--- Task brief ---
Copy all of the material below exactly.

--- Exercise material ---
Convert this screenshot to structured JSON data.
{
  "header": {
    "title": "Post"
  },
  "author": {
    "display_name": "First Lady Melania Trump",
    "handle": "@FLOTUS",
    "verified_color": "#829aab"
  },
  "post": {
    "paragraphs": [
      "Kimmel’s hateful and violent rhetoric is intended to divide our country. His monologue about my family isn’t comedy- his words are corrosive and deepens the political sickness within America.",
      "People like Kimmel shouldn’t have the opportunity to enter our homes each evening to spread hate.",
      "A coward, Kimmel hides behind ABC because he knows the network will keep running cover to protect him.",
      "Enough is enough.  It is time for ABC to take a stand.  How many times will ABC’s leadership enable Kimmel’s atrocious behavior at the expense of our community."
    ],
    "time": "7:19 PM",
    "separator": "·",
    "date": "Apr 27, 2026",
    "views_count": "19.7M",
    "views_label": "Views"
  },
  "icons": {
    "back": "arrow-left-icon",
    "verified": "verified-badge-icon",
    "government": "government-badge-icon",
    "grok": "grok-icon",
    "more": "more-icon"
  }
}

--- Solution to this task ---
Convert this screenshot to structured JSON data.
{
  "header": {
    "title": "Post"
  },
  "author": {
    "display_name": "First Lady Melania Trump",
    "handle": "@FLOTUS",
    "verified_color": "#829aab"
  },
  "post": {
    "paragraphs": [
      "Kimmel’s hateful and violent rhetoric is intended to divide our country. His monologue about my family isn’t comedy- his words are corrosive and deepens the political sickness within America.",
      "People like Kimmel shouldn’t have the opportunity to enter our homes each evening to spread hate.",
      "A coward, Kimmel hides behind ABC because he knows the network will keep running cover to protect him.",
      "Enough is enough.  It is time for ABC to take a stand.  How many times will ABC’s leadership enable Kimmel’s atrocious behavior at the expense of our community."
    ],
    "time": "7:19 PM",
    "separator": "·",
    "date": "Apr 27, 2026",
    "views_count": "19.7M",
    "views_label": "Views"
  },
  "icons": {
    "back": "arrow-left-icon",
    "verified": "verified-badge-icon",
    "government": "government-badge-icon",
    "grok": "grok-icon",
    "more": "more-icon"
  }
}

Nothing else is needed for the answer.